* SET EXERCISE *
Reproduce the data below in full and exclude every picture.
— start of DATASET CONTENT —
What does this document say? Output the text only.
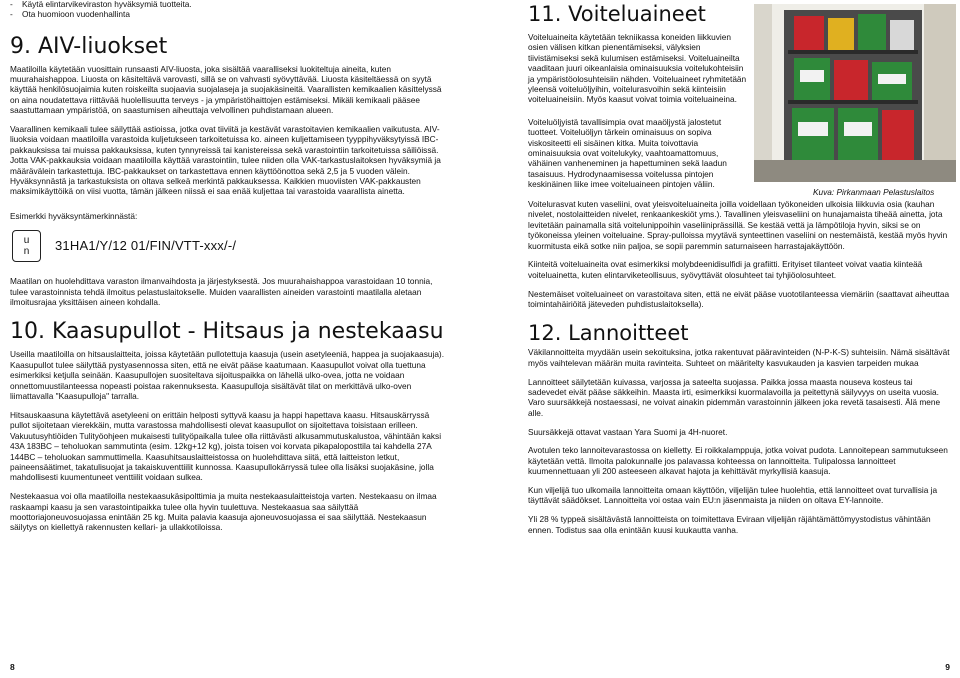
- Käytä elintarvikeviraston hyväksymiä tuotteita.
- Ota huomioon vuodenhallinta
9. AIV-liuokset

Maatiloilla käytetään vuosittain runsaasti AIV-liuosta, joka sisältää vaaralliseksi luokiteltuja aineita, kuten muurahaishappoa. Liuosta on käsiteltävä varovasti, sillä se on vahvasti syövyttävää. Liuosta käsiteltäessä on syytä käyttää henkilösuojaimia kuten roiskeilta suojaavia suojalaseja ja suojakäsineitä. Vaarallisten kemikaalien käsittelyssä on aina noudatettava riittävää huolellisuutta terveys - ja ympäristöhaittojen estämiseksi. Mikäli kemikaali pääsee saastuttamaan ympäristöä, on saastumisen aiheuttaja velvollinen puhdistamaan alueen.

Vaarallinen kemikaali tulee säilyttää astioissa, jotka ovat tiiviitä ja kestävät varastoitavien kemikaalien vaikutusta. AIV-liuoksia voidaan maatiloilla varastoida kuljetukseen tarkoitetuissa ko. aineen kuljettamiseen tyyppihyväksytyissä IBC-pakkauksissa tai muissa pakkauksissa, kuten tynnyreissä tai kanistereissa sekä varastointiin tarkoitetuissa säiliöissä. Jotta VAK-pakkauksia voidaan maatiloilla käyttää varastointiin, tulee niiden olla VAK-tarkastuslaitoksen hyväksymiä ja määrävälein tarkastettuja. IBC-pakkaukset on tarkastettava ennen käyttöönottoa sekä 2,5 ja 5 vuoden välein. Hyväksynnästä ja tarkastuksista on oltava selkeä merkintä pakkauksessa. Kaikkien muoviisten VAK-pakkausten maksimikäyttöikä on viisi vuotta, tämän jälkeen niissä ei saa enää kuljettaa tai varastoida vaarallista ainetta.

Esimerkki hyväksyntämerkinnästä:

u
n 31HA1/Y/12 01/FIN/VTT-xxx/-/

Maatilan on huolehdittava varaston ilmanvaihdosta ja järjestyksestä. Jos muurahaishappoa varastoidaan 10 tonnia, tulee varastoinnista tehdä ilmoitus pelastuslaitokselle. Muiden vaarallisten aineiden varastointi maatilalla aletaan ilmoitusrajaa yksittäisen aineen kohdalla.

10. Kaasupullot - Hitsaus ja nestekaasu

Useilla maatiloilla on hitsauslaitteita, joissa käytetään pullotettuja kaasuja (usein asetyleeniä, happea ja suojakaasuja). Kaasupullot tulee säilyttää pystyasennossa siten, että ne eivät pääse kaatumaan. Kaasupullot voivat olla tuettuna esimerkiksi ketjulla seinään. Kaasupullojen suositeltava sijoituspaikka on lähellä ulko-ovea, jotta ne voidaan onnettomuustilanteessa nopeasti poistaa rakennuksesta. Kaasupulloja sisältävät tilat on merkittävä ulko-oven liimattavalla "Kaasupulloja" tarralla.

Hitsauskaasuna käytettävä asetyleeni on erittäin helposti syttyvä kaasu ja happi hapettava kaasu. Hitsauskärryssä pullot sijoitetaan vierekkäin, mutta varastossa mahdollisesti olevat kaasupullot on sijoitettava toisistaan erilleen. Vakuutusyhtiöiden Tulityöohjeen mukaisesti tulityöpaikalla tulee olla riittävästi alkusammutuskalustoa, vähintään kaksi 43A 183BC – teholuokan sammutinta (esim. 12kg+12 kg), joista toisen voi korvata pikapaloposttila tai kahdella 27A 144BC – teholuokan sammuttimella. Kaasuhitsauslaitteistossa on huolehdittava siitä, että laitteiston letkut, paineensäätimet, takatulisuojat ja takaiskuventtiilit kunnossa. Kaasupullokärryssä tulee olla lisäksi suojakäsine, jolla mahdollisesti kuumentuneet venttiilit voidaan sulkea.

Nestekaasua voi olla maatiloilla nestekaasukäsipolttimia ja muita nestekaasulaitteistoja varten. Nestekaasu on ilmaa raskaampi kaasu ja sen varastointipaikka tulee olla hyvin tuulettuva. Nestekaasua saa säilyttää moottoriajoneuvosuojassa enintään 25 kg. Muita palavia kaasuja ajoneuvosuojassa ei saa säilyttää. Nestekaasun säilytys on kiellettyä rakennusten kellari- ja ullakkotiloissa.

8
11. Voiteluaineet

Voiteluaineita käytetään tekniikassa koneiden liikkuvien osien välisen kitkan pienentämiseksi, välyksien tiivistämiseksi sekä kulumisen estämiseksi. Voiteluaineilta vaaditaan juuri oikeanlaisia ominaisuuksia voitelukohteisiin ja ympäristöolosuhteisiin nähden. Voiteluaineet ryhmitetään yleensä voiteluöljyihin, voitelurasvoihin sekä kiinteisiin voiteluaineisiin. Myös kaasut voivat toimia voiteluaineina.

Voiteluöljyistä tavallisimpia ovat maaöljystä jalostetut tuotteet. Voiteluöljyn tärkein ominaisuus on sopiva viskositeetti eli sisäinen kitka. Muita toivottavia ominaisuuksia ovat voitelukyky, vaahtoamattomuus, vähäinen vanheneminen ja hapettuminen sekä laadun tasaisuus. Hydrodynaamisessa voitelussa pintojen keskinäinen liike imee voiteluaineen pintojen väliin.

Kuva: Pirkanmaan Pelastuslaitos

Voitelurasvat kuten vaseliini, ovat yleisvoiteluaineita joilla voidellaan työkoneiden ulkoisia liikkuvia osia (kauhan nivelet, nostolaitteiden nivelet, renkaankeskiöt yms.). Tavallinen yleisvaseliini on hunajamaista tiheää ainetta, jota levitetään painamalla sitä voitelunippoihin vaseliiniprässillä. Se kestää vettä ja lämpötiloja hyvin, siksi se on työkoneissa yleinen voiteluaine. Spray-pulloissa myytävä synteettinen vaseliini on nestemäistä, kestää myös hyvin kuormitusta eikä sotke niin paljoa, se sopii paremmin saturnaiseen harrastajakäyttöön.

Kiinteitä voiteluaineita ovat esimerkiksi molybdeenidisulfidi ja grafiitti. Erityiset tilanteet voivat vaatia kiinteää voiteluainetta, kuten elintarviketeollisuus, syövyttävät olosuhteet tai tyhjiöolosuhteet.

Nestemäiset voiteluaineet on varastoitava siten, että ne eivät pääse vuototilanteessa viemäriin (saattavat aiheuttaa toimintahäiriöitä jäteveden puhdistuslaitoksella).

12. Lannoitteet

Väkilannoitteita myydään usein sekoituksina, jotka rakentuvat pääravinteiden (N-P-K-S) suhteisiin. Nämä sisältävät myös vaihtelevan määrän muita ravinteita. Suhteet on määritelty kasvukauden ja kasvien tarpeiden mukaa

Lannoitteet säilytetään kuivassa, varjossa ja sateelta suojassa. Paikka jossa maasta nouseva kosteus tai sadevedet eivät pääse säkkeihin. Maasta irti, esimerkiksi kuormalavoilla ja peitettynä säilyvyys on useita vuosia. Varo suursäkkejä nostaessasi, ne voivat ainakin pidemmän varastoinnin jälkeen joka revetä tasaisesti. Älä mene alle.

Suursäkkejä ottavat vastaan Yara Suomi ja 4H-nuoret.

Avotulen teko lannoitevarastossa on kielletty. Ei roikkalamppuja, jotka voivat pudota. Lannoitepean sammutukseen käytetään vettä. Ilmoita palokunnalle jos palavassa kohteessa on lannoitteita. Tulipalossa lannoitteet kuumennettuaan yli 200 asteeseen alkavat hajota ja kehittävät myrkyllisiä kaasuja.

Kun viljelijä tuo ulkomaila lannoitteita omaan käyttöön, viljelijän tulee huolehtia, että lannoitteet ovat turvallisia ja täyttävät säädökset. Lannoitteita voi ostaa vain EU:n jäsenmaista ja niiden on oltava EY-lannoite.

Yli 28 % typpeä sisältävästä lannoitteista on toimitettava Eviraan viljelijän räjähtämättömyystodistus vähintään ennen. Todistus saa olla enintään kuusi kuukautta vanha.

9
— end of DATASET CONTENT —
* TASK RESPONSE *
What does this document say? Output the text only.
- Käytä elintarvikeviraston hyväksymiä tuotteita.
- Ota huomioon vuodenhallinta
9. AIV-liuokset

Maatiloilla käytetään vuosittain runsaasti AIV-liuosta, joka sisältää vaaralliseksi luokiteltuja aineita, kuten muurahaishappoa. Liuosta on käsiteltävä varovasti, sillä se on vahvasti syövyttävää. Liuosta käsiteltäessä on syytä käyttää henkilösuojaimia kuten roiskeilta suojaavia suojalaseja ja suojakäsineitä. Vaarallisten kemikaalien käsittelyssä on aina noudatettava riittävää huolellisuutta terveys - ja ympäristöhaittojen estämiseksi. Mikäli kemikaali pääsee saastuttamaan ympäristöä, on saastumisen aiheuttaja velvollinen puhdistamaan alueen.

Vaarallinen kemikaali tulee säilyttää astioissa, jotka ovat tiiviitä ja kestävät varastoitavien kemikaalien vaikutusta. AIV-liuoksia voidaan maatiloilla varastoida kuljetukseen tarkoitetuissa ko. aineen kuljettamiseen tyyppihyväksytyissä IBC-pakkauksissa tai muissa pakkauksissa, kuten tynnyreissä tai kanistereissa sekä varastointiin tarkoitetuissa säiliöissä. Jotta VAK-pakkauksia voidaan maatiloilla käyttää varastointiin, tulee niiden olla VAK-tarkastuslaitoksen hyväksymiä ja määrävälein tarkastettuja. IBC-pakkaukset on tarkastettava ennen käyttöönottoa sekä 2,5 ja 5 vuoden välein. Hyväksynnästä ja tarkastuksista on oltava selkeä merkintä pakkauksessa. Kaikkien muoviisten VAK-pakkausten maksimikäyttöikä on viisi vuotta, tämän jälkeen niissä ei saa enää kuljettaa tai varastoida vaarallista ainetta.

Esimerkki hyväksyntämerkinnästä:

u
n 31HA1/Y/12 01/FIN/VTT-xxx/-/

Maatilan on huolehdittava varaston ilmanvaihdosta ja järjestyksestä. Jos muurahaishappoa varastoidaan 10 tonnia, tulee varastoinnista tehdä ilmoitus pelastuslaitokselle. Muiden vaarallisten aineiden varastointi maatilalla aletaan ilmoitusrajaa yksittäisen aineen kohdalla.

10. Kaasupullot - Hitsaus ja nestekaasu

Useilla maatiloilla on hitsauslaitteita, joissa käytetään pullotettuja kaasuja (usein asetyleeniä, happea ja suojakaasuja). Kaasupullot tulee säilyttää pystyasennossa siten, että ne eivät pääse kaatumaan. Kaasupullot voivat olla tuettuna esimerkiksi ketjulla seinään. Kaasupullojen suositeltava sijoituspaikka on lähellä ulko-ovea, jotta ne voidaan onnettomuustilanteessa nopeasti poistaa rakennuksesta. Kaasupulloja sisältävät tilat on merkittävä ulko-oven liimattavalla "Kaasupulloja" tarralla.

Hitsauskaasuna käytettävä asetyleeni on erittäin helposti syttyvä kaasu ja happi hapettava kaasu. Hitsauskärryssä pullot sijoitetaan vierekkäin, mutta varastossa mahdollisesti olevat kaasupullot on sijoitettava toisistaan erilleen. Vakuutusyhtiöiden Tulityöohjeen mukaisesti tulityöpaikalla tulee olla riittävästi alkusammutuskalustoa, vähintään kaksi 43A 183BC – teholuokan sammutinta (esim. 12kg+12 kg), joista toisen voi korvata pikapaloposttila tai kahdella 27A 144BC – teholuokan sammuttimella. Kaasuhitsauslaitteistossa on huolehdittava siitä, että laitteiston letkut, paineensäätimet, takatulisuojat ja takaiskuventtiilit kunnossa. Kaasupullokärryssä tulee olla lisäksi suojakäsine, jolla mahdollisesti kuumentuneet venttiilit voidaan sulkea.

Nestekaasua voi olla maatiloilla nestekaasukäsipolttimia ja muita nestekaasulaitteistoja varten. Nestekaasu on ilmaa raskaampi kaasu ja sen varastointipaikka tulee olla hyvin tuulettuva. Nestekaasua saa säilyttää moottoriajoneuvosuojassa enintään 25 kg. Muita palavia kaasuja ajoneuvosuojassa ei saa säilyttää. Nestekaasun säilytys on kiellettyä rakennusten kellari- ja ullakkotiloissa.

8
11. Voiteluaineet

Voiteluaineita käytetään tekniikassa koneiden liikkuvien osien välisen kitkan pienentämiseksi, välyksien tiivistämiseksi sekä kulumisen estämiseksi. Voiteluaineilta vaaditaan juuri oikeanlaisia ominaisuuksia voitelukohteisiin ja ympäristöolosuhteisiin nähden. Voiteluaineet ryhmitetään yleensä voiteluöljyihin, voitelurasvoihin sekä kiinteisiin voiteluaineisiin. Myös kaasut voivat toimia voiteluaineina.

Voiteluöljyistä tavallisimpia ovat maaöljystä jalostetut tuotteet. Voiteluöljyn tärkein ominaisuus on sopiva viskositeetti eli sisäinen kitka. Muita toivottavia ominaisuuksia ovat voitelukyky, vaahtoamattomuus, vähäinen vanheneminen ja hapettuminen sekä laadun tasaisuus. Hydrodynaamisessa voitelussa pintojen keskinäinen liike imee voiteluaineen pintojen väliin.

Kuva: Pirkanmaan Pelastuslaitos

Voitelurasvat kuten vaseliini, ovat yleisvoiteluaineita joilla voidellaan työkoneiden ulkoisia liikkuvia osia (kauhan nivelet, nostolaitteiden nivelet, renkaankeskiöt yms.). Tavallinen yleisvaseliini on hunajamaista tiheää ainetta, jota levitetään painamalla sitä voitelunippoihin vaseliiniprässillä. Se kestää vettä ja lämpötiloja hyvin, siksi se on työkoneissa yleinen voiteluaine. Spray-pulloissa myytävä synteettinen vaseliini on nestemäistä, kestää myös hyvin kuormitusta eikä sotke niin paljoa, se sopii paremmin saturnaiseen harrastajakäyttöön.

Kiinteitä voiteluaineita ovat esimerkiksi molybdeenidisulfidi ja grafiitti. Erityiset tilanteet voivat vaatia kiinteää voiteluainetta, kuten elintarviketeollisuus, syövyttävät olosuhteet tai tyhjiöolosuhteet.

Nestemäiset voiteluaineet on varastoitava siten, että ne eivät pääse vuototilanteessa viemäriin (saattavat aiheuttaa toimintahäiriöitä jäteveden puhdistuslaitoksella).

12. Lannoitteet

Väkilannoitteita myydään usein sekoituksina, jotka rakentuvat pääravinteiden (N-P-K-S) suhteisiin. Nämä sisältävät myös vaihtelevan määrän muita ravinteita. Suhteet on määritelty kasvukauden ja kasvien tarpeiden mukaa

Lannoitteet säilytetään kuivassa, varjossa ja sateelta suojassa. Paikka jossa maasta nouseva kosteus tai sadevedet eivät pääse säkkeihin. Maasta irti, esimerkiksi kuormalavoilla ja peitettynä säilyvyys on useita vuosia. Varo suursäkkejä nostaessasi, ne voivat ainakin pidemmän varastoinnin jälkeen joka revetä tasaisesti. Älä mene alle.

Suursäkkejä ottavat vastaan Yara Suomi ja 4H-nuoret.

Avotulen teko lannoitevarastossa on kielletty. Ei roikkalamppuja, jotka voivat pudota. Lannoitepean sammutukseen käytetään vettä. Ilmoita palokunnalle jos palavassa kohteessa on lannoitteita. Tulipalossa lannoitteet kuumennettuaan yli 200 asteeseen alkavat hajota ja kehittävät myrkyllisiä kaasuja.

Kun viljelijä tuo ulkomaila lannoitteita omaan käyttöön, viljelijän tulee huolehtia, että lannoitteet ovat turvallisia ja täyttävät säädökset. Lannoitteita voi ostaa vain EU:n jäsenmaista ja niiden on oltava EY-lannoite.

Yli 28 % typpeä sisältävästä lannoitteista on toimitettava Eviraan viljelijän räjähtämättömyystodistus vähintään ennen. Todistus saa olla enintään kuusi kuukautta vanha.

9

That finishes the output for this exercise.